_WHAT IS REQUIRED_
The answer is one number: how many lines in the data below hold "Kevin".

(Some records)
● ● ●

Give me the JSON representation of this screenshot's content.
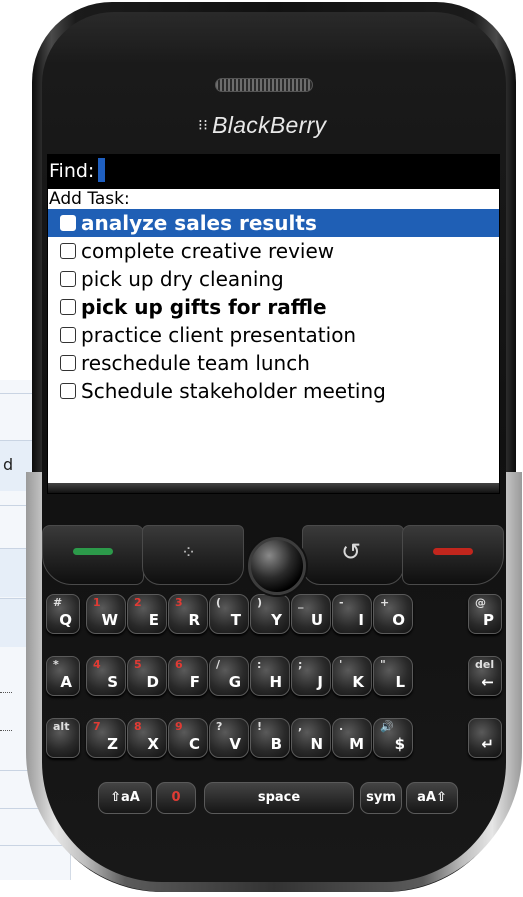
{
  "device": {
    "brand": "BlackBerry",
    "logo_glyph": "⁝⁝"
  },
  "background_app": {
    "partial_letter": "d"
  },
  "screen": {
    "find_label": "Find:",
    "add_task_label": "Add Task:",
    "tasks": [
      {
        "label": "analyze sales results",
        "checked": false,
        "bold": true,
        "selected": true
      },
      {
        "label": "complete creative review",
        "checked": false,
        "bold": false,
        "selected": false
      },
      {
        "label": "pick up dry cleaning",
        "checked": false,
        "bold": false,
        "selected": false
      },
      {
        "label": "pick up gifts for raffle",
        "checked": false,
        "bold": true,
        "selected": false
      },
      {
        "label": "practice client presentation",
        "checked": false,
        "bold": false,
        "selected": false
      },
      {
        "label": "reschedule team lunch",
        "checked": false,
        "bold": false,
        "selected": false
      },
      {
        "label": "Schedule stakeholder meeting",
        "checked": false,
        "bold": false,
        "selected": false
      }
    ],
    "selection_color": "#1f5fb5"
  },
  "nav_keys": {
    "call": {
      "icon": "green-phone-icon",
      "color": "#2c9a4a"
    },
    "menu": {
      "icon": "blackberry-menu-icon",
      "glyph": "⁘"
    },
    "trackball": {
      "icon": "trackball"
    },
    "back": {
      "icon": "back-arrow-icon",
      "glyph": "↺"
    },
    "end": {
      "icon": "red-end-call-icon",
      "color": "#c2261d"
    }
  },
  "keyboard": {
    "rows": [
      [
        {
          "top": "#",
          "main": "Q",
          "top_red": false
        },
        {
          "top": "1",
          "main": "W",
          "top_red": true
        },
        {
          "top": "2",
          "main": "E",
          "top_red": true
        },
        {
          "top": "3",
          "main": "R",
          "top_red": true
        },
        {
          "top": "(",
          "main": "T",
          "top_red": false
        },
        {
          "top": ")",
          "main": "Y",
          "top_red": false
        },
        {
          "top": "_",
          "main": "U",
          "top_red": false
        },
        {
          "top": "-",
          "main": "I",
          "top_red": false
        },
        {
          "top": "+",
          "main": "O",
          "top_red": false
        },
        {
          "top": "@",
          "main": "P",
          "top_red": false
        }
      ],
      [
        {
          "top": "*",
          "main": "A",
          "top_red": false
        },
        {
          "top": "4",
          "main": "S",
          "top_red": true
        },
        {
          "top": "5",
          "main": "D",
          "top_red": true
        },
        {
          "top": "6",
          "main": "F",
          "top_red": true
        },
        {
          "top": "/",
          "main": "G",
          "top_red": false
        },
        {
          "top": ":",
          "main": "H",
          "top_red": false
        },
        {
          "top": ";",
          "main": "J",
          "top_red": false
        },
        {
          "top": "'",
          "main": "K",
          "top_red": false
        },
        {
          "top": "\"",
          "main": "L",
          "top_red": false
        },
        {
          "top": "del",
          "main": "←",
          "top_red": false
        }
      ],
      [
        {
          "top": "alt",
          "main": "",
          "top_red": false
        },
        {
          "top": "7",
          "main": "Z",
          "top_red": true
        },
        {
          "top": "8",
          "main": "X",
          "top_red": true
        },
        {
          "top": "9",
          "main": "C",
          "top_red": true
        },
        {
          "top": "?",
          "main": "V",
          "top_red": false
        },
        {
          "top": "!",
          "main": "B",
          "top_red": false
        },
        {
          "top": ",",
          "main": "N",
          "top_red": false
        },
        {
          "top": ".",
          "main": "M",
          "top_red": false
        },
        {
          "top": "🔊",
          "main": "$",
          "top_red": true
        },
        {
          "top": "",
          "main": "↵",
          "top_red": false
        }
      ]
    ],
    "bottom_row": {
      "shift_left": "⇧aA",
      "zero": "0",
      "space": "space",
      "sym": "sym",
      "shift_right": "aA⇧"
    }
  }
}
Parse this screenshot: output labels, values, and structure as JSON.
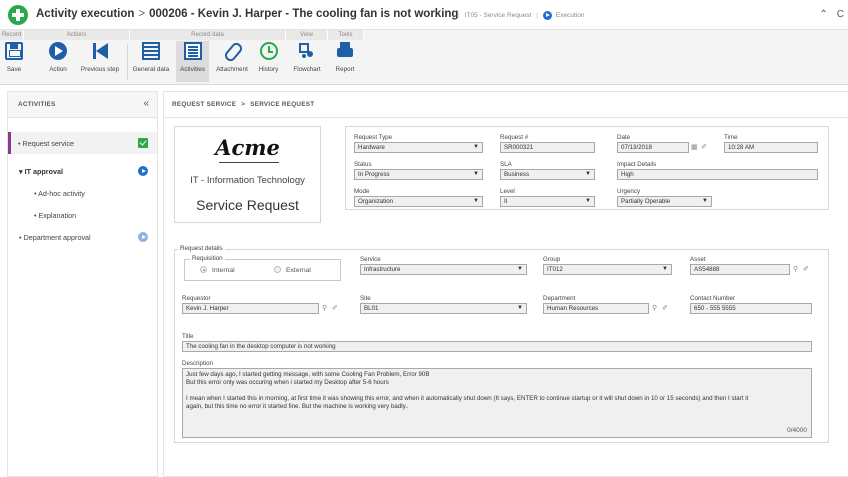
{
  "window": {
    "app_name": "Activity execution",
    "breadcrumb_sep": ">",
    "record_title": "000206 - Kevin J. Harper - The cooling fan is not working",
    "process": "IT05 - Service Request",
    "sep": "|",
    "stage": "Execution",
    "chevron_up": "⌃",
    "refresh_partial": "C"
  },
  "ribbon": {
    "groups": [
      "Record",
      "Actions",
      "Record data",
      "View",
      "Tools"
    ],
    "buttons": {
      "save": "Save",
      "action": "Action",
      "previous_step": "Previous step",
      "general_data": "General data",
      "activities": "Activities",
      "attachment": "Attachment",
      "history": "History",
      "flowchart": "Flowchart",
      "report": "Report"
    }
  },
  "sidebar": {
    "header": "ACTIVITIES",
    "collapse": "«",
    "items": [
      {
        "label": "• Request service",
        "status": "done"
      },
      {
        "label": "▾ IT approval",
        "status": "running"
      },
      {
        "label": "• Ad-hoc activity",
        "status": ""
      },
      {
        "label": "• Explanation",
        "status": ""
      },
      {
        "label": "• Department approval",
        "status": "pending"
      }
    ]
  },
  "main": {
    "breadcrumb_1": "REQUEST SERVICE",
    "breadcrumb_arrow": ">",
    "breadcrumb_2": "SERVICE REQUEST"
  },
  "brand": {
    "logo_text": "Acme",
    "department": "IT - Information Technology",
    "form_title": "Service Request"
  },
  "header_form": {
    "request_type": {
      "label": "Request Type",
      "value": "Hardware"
    },
    "request_no": {
      "label": "Request #",
      "value": "SR000321"
    },
    "date": {
      "label": "Date",
      "value": "07/13/2018"
    },
    "time": {
      "label": "Time",
      "value": "10:28 AM"
    },
    "status": {
      "label": "Status",
      "value": "In Progress"
    },
    "sla": {
      "label": "SLA",
      "value": "Business"
    },
    "impact": {
      "label": "Impact Details",
      "value": "High"
    },
    "mode": {
      "label": "Mode",
      "value": "Organization"
    },
    "level": {
      "label": "Level",
      "value": "II"
    },
    "urgency": {
      "label": "Urgency",
      "value": "Partially Operable"
    }
  },
  "details": {
    "legend": "Request details",
    "requisition": {
      "label": "Requisition",
      "internal": "Internal",
      "external": "External",
      "selected": "Internal"
    },
    "service": {
      "label": "Service",
      "value": "Infrastructure"
    },
    "group": {
      "label": "Group",
      "value": "IT012"
    },
    "asset": {
      "label": "Asset",
      "value": "AS54888"
    },
    "requestor": {
      "label": "Requestor",
      "value": "Kevin J. Harper"
    },
    "site": {
      "label": "Site",
      "value": "BL01"
    },
    "department": {
      "label": "Department",
      "value": "Human Resources"
    },
    "contact": {
      "label": "Contact Number",
      "value": "650 - 555 5555"
    },
    "title": {
      "label": "Title",
      "value": "The cooling fan in the desktop computer is not working"
    },
    "description": {
      "label": "Description",
      "line1": "Just few days ago, I started getting message, with some Cooling Fan Problem, Error 90B",
      "line2": "But this error only was occuring when i started my Desktop after 5-6 hours",
      "line3": "I mean when I started this in morning, at first time it was showing this error, and when it automatically shut down (It says, ENTER to continue startup or it will shut down in 10 or 15 seconds) and then I start it",
      "line4": "again, but this time no error it started fine. But the machine is working very badly..",
      "counter": "0/4000"
    }
  }
}
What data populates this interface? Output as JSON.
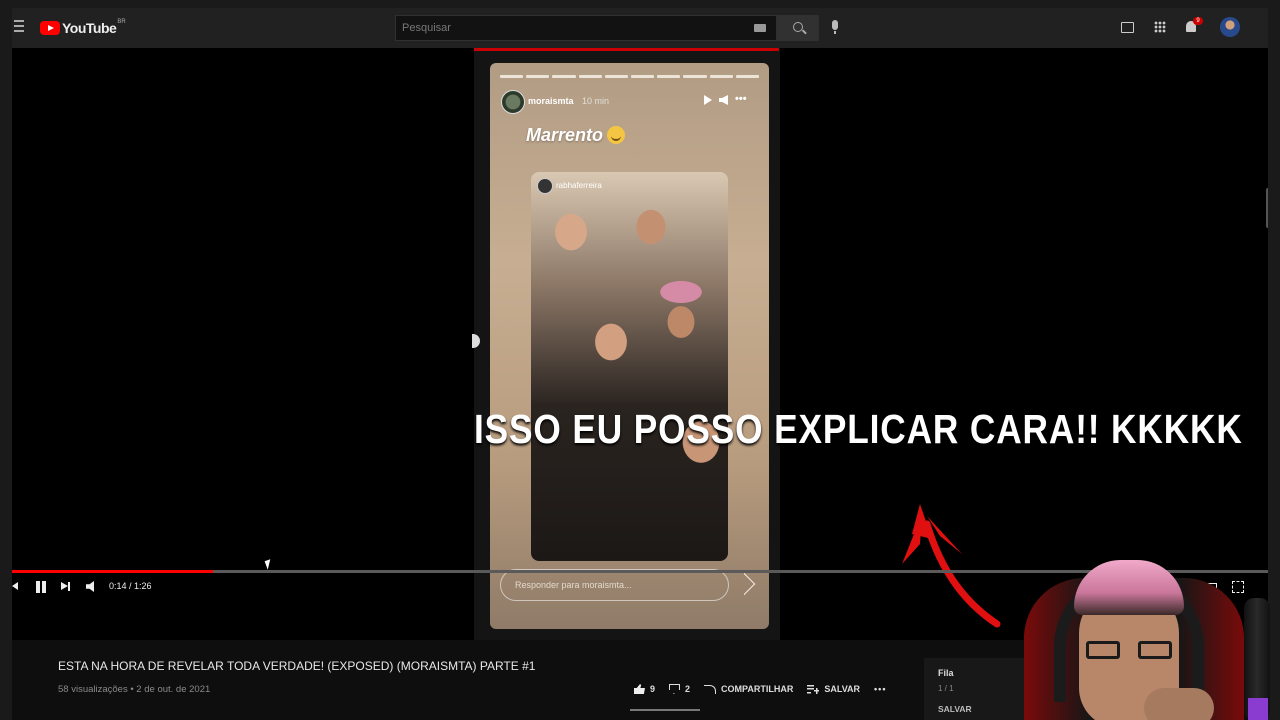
{
  "header": {
    "logo_text": "YouTube",
    "logo_country": "BR",
    "search_placeholder": "Pesquisar",
    "notification_count": "9"
  },
  "story": {
    "username": "moraismta",
    "time": "10 min",
    "caption": "Marrento",
    "photo_username": "rabhaferreira",
    "reply_placeholder": "Responder para moraismta..."
  },
  "overlay_caption": "ISSO EU POSSO EXPLICAR CARA!! KKKKK",
  "controls": {
    "time": "0:14 / 1:26",
    "progress_fraction": 0.16
  },
  "video": {
    "title": "ESTA NA HORA DE REVELAR TODA VERDADE! (EXPOSED) (MORAISMTA) PARTE #1",
    "meta": "58 visualizações • 2 de out. de 2021",
    "likes": "9",
    "dislikes": "2",
    "share_label": "COMPARTILHAR",
    "save_label": "SALVAR",
    "more_label": "•••"
  },
  "queue": {
    "label": "Fila",
    "count": "1 / 1",
    "save_label": "SALVAR"
  },
  "colors": {
    "accent": "#ff0000",
    "arrow": "#e01010"
  }
}
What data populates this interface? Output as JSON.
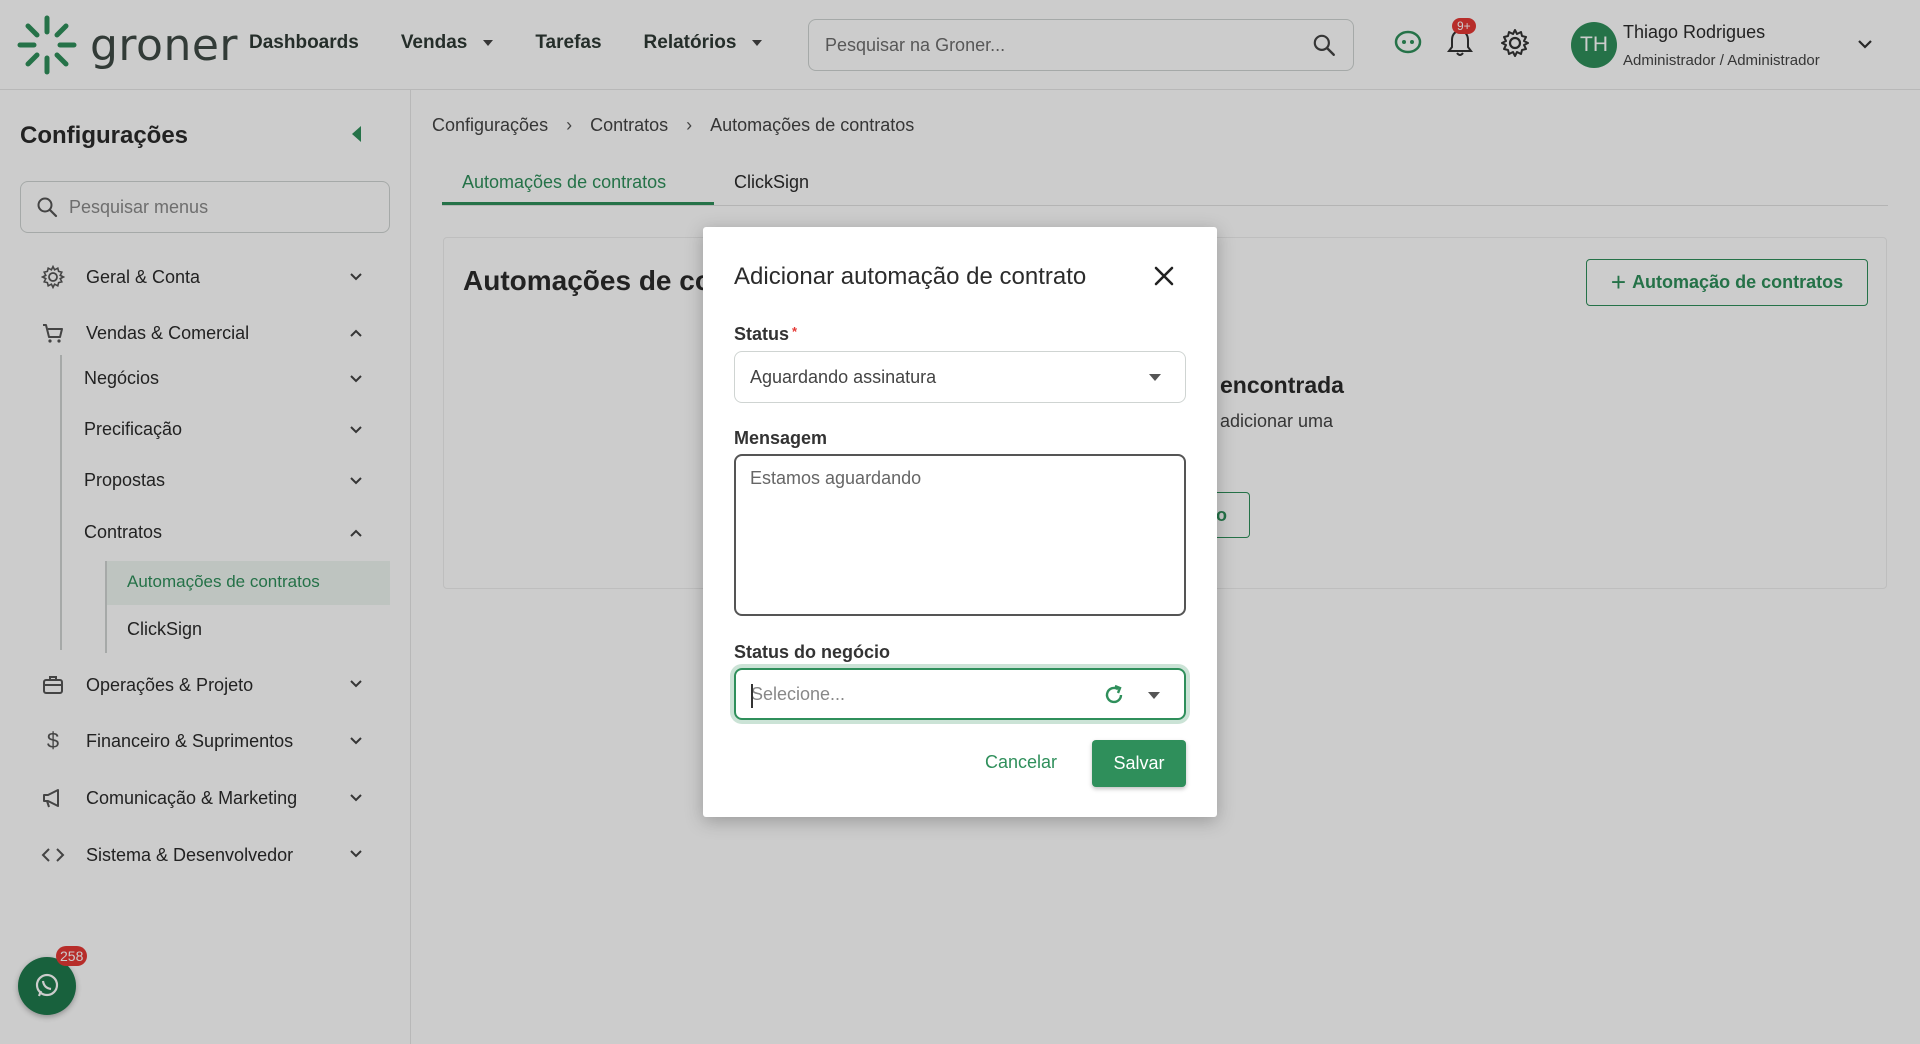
{
  "app": {
    "brand": "groner"
  },
  "header": {
    "nav": [
      {
        "label": "Dashboards",
        "has_dropdown": false
      },
      {
        "label": "Vendas",
        "has_dropdown": true
      },
      {
        "label": "Tarefas",
        "has_dropdown": false
      },
      {
        "label": "Relatórios",
        "has_dropdown": true
      }
    ],
    "search_placeholder": "Pesquisar na Groner...",
    "notifications_badge": "9+",
    "user": {
      "initials": "TH",
      "name": "Thiago Rodrigues",
      "role": "Administrador / Administrador"
    }
  },
  "sidebar": {
    "title": "Configurações",
    "search_placeholder": "Pesquisar menus",
    "items": [
      {
        "label": "Geral & Conta",
        "icon": "gear-icon"
      },
      {
        "label": "Vendas & Comercial",
        "icon": "cart-icon"
      },
      {
        "label": "Operações & Projeto",
        "icon": "briefcase-icon"
      },
      {
        "label": "Financeiro & Suprimentos",
        "icon": "dollar-icon"
      },
      {
        "label": "Comunicação & Marketing",
        "icon": "megaphone-icon"
      },
      {
        "label": "Sistema & Desenvolvedor",
        "icon": "code-icon"
      }
    ],
    "sub_items": [
      "Negócios",
      "Precificação",
      "Propostas",
      "Contratos"
    ],
    "sub_sub_items": [
      "Automações de contratos",
      "ClickSign"
    ],
    "whatsapp_badge": "258"
  },
  "main": {
    "breadcrumb": [
      "Configurações",
      "Contratos",
      "Automações de contratos"
    ],
    "tabs": [
      "Automações de contratos",
      "ClickSign"
    ],
    "card_title": "Automações de co",
    "add_button": "Automação de contratos",
    "empty_title": "encontrada",
    "empty_subtitle": "adicionar uma",
    "empty_button_fragment": "o"
  },
  "modal": {
    "title": "Adicionar automação de contrato",
    "status_label": "Status",
    "status_required_mark": "*",
    "status_value": "Aguardando assinatura",
    "message_label": "Mensagem",
    "message_value": "Estamos aguardando",
    "deal_status_label": "Status do negócio",
    "deal_status_placeholder": "Selecione...",
    "cancel_label": "Cancelar",
    "save_label": "Salvar"
  },
  "colors": {
    "accent": "#2f8f5b",
    "badge": "#e53935"
  }
}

● ● ●

_SOLUTION TO THIS TASK_
2